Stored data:
......
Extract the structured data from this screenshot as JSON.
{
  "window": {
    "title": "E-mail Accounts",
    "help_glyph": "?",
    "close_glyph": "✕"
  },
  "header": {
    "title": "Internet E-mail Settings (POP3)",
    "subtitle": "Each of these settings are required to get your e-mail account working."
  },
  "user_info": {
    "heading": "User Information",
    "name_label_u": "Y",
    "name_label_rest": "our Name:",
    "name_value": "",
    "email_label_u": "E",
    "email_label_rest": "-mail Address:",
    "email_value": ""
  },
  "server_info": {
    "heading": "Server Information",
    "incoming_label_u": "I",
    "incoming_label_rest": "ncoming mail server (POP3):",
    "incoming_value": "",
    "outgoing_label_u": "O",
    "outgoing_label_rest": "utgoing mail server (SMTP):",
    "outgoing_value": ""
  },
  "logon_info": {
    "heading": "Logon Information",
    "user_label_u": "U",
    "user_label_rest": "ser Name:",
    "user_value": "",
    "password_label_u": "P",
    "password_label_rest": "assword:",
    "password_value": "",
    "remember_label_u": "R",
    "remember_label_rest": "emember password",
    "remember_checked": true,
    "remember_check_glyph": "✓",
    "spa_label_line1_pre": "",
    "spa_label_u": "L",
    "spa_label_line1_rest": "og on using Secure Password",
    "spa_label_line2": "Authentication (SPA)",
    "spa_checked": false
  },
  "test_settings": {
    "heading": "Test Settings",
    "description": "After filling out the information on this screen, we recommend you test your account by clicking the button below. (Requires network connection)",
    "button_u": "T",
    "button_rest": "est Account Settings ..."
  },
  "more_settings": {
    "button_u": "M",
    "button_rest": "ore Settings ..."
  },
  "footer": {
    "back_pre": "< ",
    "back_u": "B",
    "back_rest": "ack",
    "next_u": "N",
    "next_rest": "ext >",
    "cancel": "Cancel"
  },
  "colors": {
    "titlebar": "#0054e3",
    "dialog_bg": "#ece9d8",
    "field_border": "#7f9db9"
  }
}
......
Copy the entries above exactly, leaving none out.

CORRECT OUTPUT:
Extract the structured data from this screenshot as JSON.
{
  "window": {
    "title": "E-mail Accounts",
    "help_glyph": "?",
    "close_glyph": "✕"
  },
  "header": {
    "title": "Internet E-mail Settings (POP3)",
    "subtitle": "Each of these settings are required to get your e-mail account working."
  },
  "user_info": {
    "heading": "User Information",
    "name_label_u": "Y",
    "name_label_rest": "our Name:",
    "name_value": "",
    "email_label_u": "E",
    "email_label_rest": "-mail Address:",
    "email_value": ""
  },
  "server_info": {
    "heading": "Server Information",
    "incoming_label_u": "I",
    "incoming_label_rest": "ncoming mail server (POP3):",
    "incoming_value": "",
    "outgoing_label_u": "O",
    "outgoing_label_rest": "utgoing mail server (SMTP):",
    "outgoing_value": ""
  },
  "logon_info": {
    "heading": "Logon Information",
    "user_label_u": "U",
    "user_label_rest": "ser Name:",
    "user_value": "",
    "password_label_u": "P",
    "password_label_rest": "assword:",
    "password_value": "",
    "remember_label_u": "R",
    "remember_label_rest": "emember password",
    "remember_checked": true,
    "remember_check_glyph": "✓",
    "spa_label_line1_pre": "",
    "spa_label_u": "L",
    "spa_label_line1_rest": "og on using Secure Password",
    "spa_label_line2": "Authentication (SPA)",
    "spa_checked": false
  },
  "test_settings": {
    "heading": "Test Settings",
    "description": "After filling out the information on this screen, we recommend you test your account by clicking the button below. (Requires network connection)",
    "button_u": "T",
    "button_rest": "est Account Settings ..."
  },
  "more_settings": {
    "button_u": "M",
    "button_rest": "ore Settings ..."
  },
  "footer": {
    "back_pre": "< ",
    "back_u": "B",
    "back_rest": "ack",
    "next_u": "N",
    "next_rest": "ext >",
    "cancel": "Cancel"
  },
  "colors": {
    "titlebar": "#0054e3",
    "dialog_bg": "#ece9d8",
    "field_border": "#7f9db9"
  }
}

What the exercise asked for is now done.